• _Directions for this task_:
Extract each line containing the string "right".

Figure contents as structured data:
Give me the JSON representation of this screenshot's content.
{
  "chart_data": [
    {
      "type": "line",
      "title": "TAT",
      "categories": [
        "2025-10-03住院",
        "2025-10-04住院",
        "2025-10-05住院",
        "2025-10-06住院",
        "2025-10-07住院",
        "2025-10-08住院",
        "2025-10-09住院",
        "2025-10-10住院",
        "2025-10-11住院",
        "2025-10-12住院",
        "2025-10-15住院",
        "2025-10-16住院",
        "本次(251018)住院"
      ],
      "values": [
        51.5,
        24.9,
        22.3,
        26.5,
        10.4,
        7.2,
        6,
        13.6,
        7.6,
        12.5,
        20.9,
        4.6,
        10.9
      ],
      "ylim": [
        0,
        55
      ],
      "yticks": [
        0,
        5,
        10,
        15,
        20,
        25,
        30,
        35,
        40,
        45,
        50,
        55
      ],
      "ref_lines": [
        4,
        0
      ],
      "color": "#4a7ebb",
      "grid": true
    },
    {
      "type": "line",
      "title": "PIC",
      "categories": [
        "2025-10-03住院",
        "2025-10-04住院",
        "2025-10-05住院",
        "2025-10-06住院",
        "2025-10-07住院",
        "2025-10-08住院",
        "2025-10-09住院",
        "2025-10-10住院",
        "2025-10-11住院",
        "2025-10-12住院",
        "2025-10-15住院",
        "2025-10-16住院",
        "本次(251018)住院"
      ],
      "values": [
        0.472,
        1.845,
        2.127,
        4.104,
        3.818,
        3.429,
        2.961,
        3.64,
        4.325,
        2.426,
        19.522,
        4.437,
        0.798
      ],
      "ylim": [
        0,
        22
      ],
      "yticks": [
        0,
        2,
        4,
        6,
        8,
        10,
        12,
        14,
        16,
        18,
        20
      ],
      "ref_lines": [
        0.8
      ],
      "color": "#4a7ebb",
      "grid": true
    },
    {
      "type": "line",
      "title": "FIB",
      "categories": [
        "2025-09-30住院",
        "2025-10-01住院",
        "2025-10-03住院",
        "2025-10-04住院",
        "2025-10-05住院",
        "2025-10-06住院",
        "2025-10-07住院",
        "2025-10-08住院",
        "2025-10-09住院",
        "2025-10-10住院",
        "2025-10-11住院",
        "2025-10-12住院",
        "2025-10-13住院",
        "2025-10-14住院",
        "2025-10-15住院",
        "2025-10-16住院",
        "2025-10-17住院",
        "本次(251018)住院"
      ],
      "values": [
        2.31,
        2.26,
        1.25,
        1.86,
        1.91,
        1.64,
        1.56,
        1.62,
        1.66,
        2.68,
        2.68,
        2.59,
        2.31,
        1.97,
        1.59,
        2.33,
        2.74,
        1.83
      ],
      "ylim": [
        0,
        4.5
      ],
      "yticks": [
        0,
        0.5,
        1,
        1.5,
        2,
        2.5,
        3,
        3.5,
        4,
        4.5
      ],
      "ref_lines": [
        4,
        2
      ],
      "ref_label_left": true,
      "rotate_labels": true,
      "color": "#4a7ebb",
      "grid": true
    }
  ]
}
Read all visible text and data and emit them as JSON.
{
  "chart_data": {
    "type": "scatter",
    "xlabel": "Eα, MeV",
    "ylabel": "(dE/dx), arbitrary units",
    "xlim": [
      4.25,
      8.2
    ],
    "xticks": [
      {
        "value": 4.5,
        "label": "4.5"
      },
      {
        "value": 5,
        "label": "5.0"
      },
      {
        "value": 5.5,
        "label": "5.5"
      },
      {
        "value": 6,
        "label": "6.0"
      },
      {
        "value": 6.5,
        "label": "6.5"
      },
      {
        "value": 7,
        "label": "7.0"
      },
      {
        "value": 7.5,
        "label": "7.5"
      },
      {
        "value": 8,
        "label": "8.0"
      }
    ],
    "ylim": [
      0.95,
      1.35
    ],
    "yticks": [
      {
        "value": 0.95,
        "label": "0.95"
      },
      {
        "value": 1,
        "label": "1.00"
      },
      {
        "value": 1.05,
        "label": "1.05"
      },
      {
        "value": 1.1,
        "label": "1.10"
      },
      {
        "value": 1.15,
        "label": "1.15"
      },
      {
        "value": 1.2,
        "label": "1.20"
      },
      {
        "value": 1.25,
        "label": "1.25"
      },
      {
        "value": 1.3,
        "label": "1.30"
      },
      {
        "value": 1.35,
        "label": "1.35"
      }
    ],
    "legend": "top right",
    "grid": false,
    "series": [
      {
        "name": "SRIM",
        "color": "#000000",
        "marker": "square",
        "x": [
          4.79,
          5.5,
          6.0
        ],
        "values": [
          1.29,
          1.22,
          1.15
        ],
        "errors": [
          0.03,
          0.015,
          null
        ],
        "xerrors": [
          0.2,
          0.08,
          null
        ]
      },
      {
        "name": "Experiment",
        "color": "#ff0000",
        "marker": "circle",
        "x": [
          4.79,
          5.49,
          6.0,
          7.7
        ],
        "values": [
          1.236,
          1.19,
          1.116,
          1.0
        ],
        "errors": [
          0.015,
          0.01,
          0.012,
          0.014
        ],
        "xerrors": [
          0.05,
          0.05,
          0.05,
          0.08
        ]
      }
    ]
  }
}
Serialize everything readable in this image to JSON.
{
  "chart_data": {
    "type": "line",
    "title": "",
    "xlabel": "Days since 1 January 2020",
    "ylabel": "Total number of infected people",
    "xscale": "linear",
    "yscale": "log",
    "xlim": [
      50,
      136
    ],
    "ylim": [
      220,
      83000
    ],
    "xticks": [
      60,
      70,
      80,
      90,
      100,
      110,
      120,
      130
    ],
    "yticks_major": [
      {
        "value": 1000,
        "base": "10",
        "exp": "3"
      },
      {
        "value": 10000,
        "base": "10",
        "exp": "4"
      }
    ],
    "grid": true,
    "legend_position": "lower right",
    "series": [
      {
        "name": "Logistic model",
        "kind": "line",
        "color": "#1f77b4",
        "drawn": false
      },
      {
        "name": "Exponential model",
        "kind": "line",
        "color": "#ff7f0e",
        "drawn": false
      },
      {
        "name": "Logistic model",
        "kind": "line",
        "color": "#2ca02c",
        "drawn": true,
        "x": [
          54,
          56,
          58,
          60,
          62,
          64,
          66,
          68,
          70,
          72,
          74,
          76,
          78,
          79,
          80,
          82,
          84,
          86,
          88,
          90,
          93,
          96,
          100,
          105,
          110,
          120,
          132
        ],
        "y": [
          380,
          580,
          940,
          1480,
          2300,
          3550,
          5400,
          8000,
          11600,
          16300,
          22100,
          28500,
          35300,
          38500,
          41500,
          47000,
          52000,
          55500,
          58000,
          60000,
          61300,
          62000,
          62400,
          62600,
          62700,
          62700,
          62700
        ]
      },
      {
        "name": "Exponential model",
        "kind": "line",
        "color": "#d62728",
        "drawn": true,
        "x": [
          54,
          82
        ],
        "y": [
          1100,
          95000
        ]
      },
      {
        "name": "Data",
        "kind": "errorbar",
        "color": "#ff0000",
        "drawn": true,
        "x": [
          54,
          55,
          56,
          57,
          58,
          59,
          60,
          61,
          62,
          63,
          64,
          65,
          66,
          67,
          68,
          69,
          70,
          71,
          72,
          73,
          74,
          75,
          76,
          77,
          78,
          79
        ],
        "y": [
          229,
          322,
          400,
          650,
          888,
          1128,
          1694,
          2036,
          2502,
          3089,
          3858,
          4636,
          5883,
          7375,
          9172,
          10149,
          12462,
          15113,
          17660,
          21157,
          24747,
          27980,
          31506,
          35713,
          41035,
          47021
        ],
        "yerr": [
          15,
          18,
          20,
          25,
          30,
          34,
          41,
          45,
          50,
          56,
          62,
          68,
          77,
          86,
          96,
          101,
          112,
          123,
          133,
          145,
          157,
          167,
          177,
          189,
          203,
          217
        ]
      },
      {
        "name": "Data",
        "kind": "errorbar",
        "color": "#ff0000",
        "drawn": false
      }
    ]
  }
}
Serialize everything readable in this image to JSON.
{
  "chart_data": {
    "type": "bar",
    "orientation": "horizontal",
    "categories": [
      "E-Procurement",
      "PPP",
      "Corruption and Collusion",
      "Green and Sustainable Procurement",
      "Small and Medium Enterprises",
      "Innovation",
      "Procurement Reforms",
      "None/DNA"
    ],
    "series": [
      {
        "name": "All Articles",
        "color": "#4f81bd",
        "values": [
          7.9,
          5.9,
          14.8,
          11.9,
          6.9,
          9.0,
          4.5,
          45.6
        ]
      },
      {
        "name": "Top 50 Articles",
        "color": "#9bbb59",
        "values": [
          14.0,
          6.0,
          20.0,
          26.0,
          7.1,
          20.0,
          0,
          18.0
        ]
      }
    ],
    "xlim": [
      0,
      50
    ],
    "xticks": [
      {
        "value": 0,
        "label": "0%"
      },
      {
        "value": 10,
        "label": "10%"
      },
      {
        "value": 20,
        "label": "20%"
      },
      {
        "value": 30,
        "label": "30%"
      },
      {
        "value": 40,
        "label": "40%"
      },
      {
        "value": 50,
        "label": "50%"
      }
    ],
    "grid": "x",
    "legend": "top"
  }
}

• _Answer for the task_:
    "legend": "top right",
    "legend_position": "lower right",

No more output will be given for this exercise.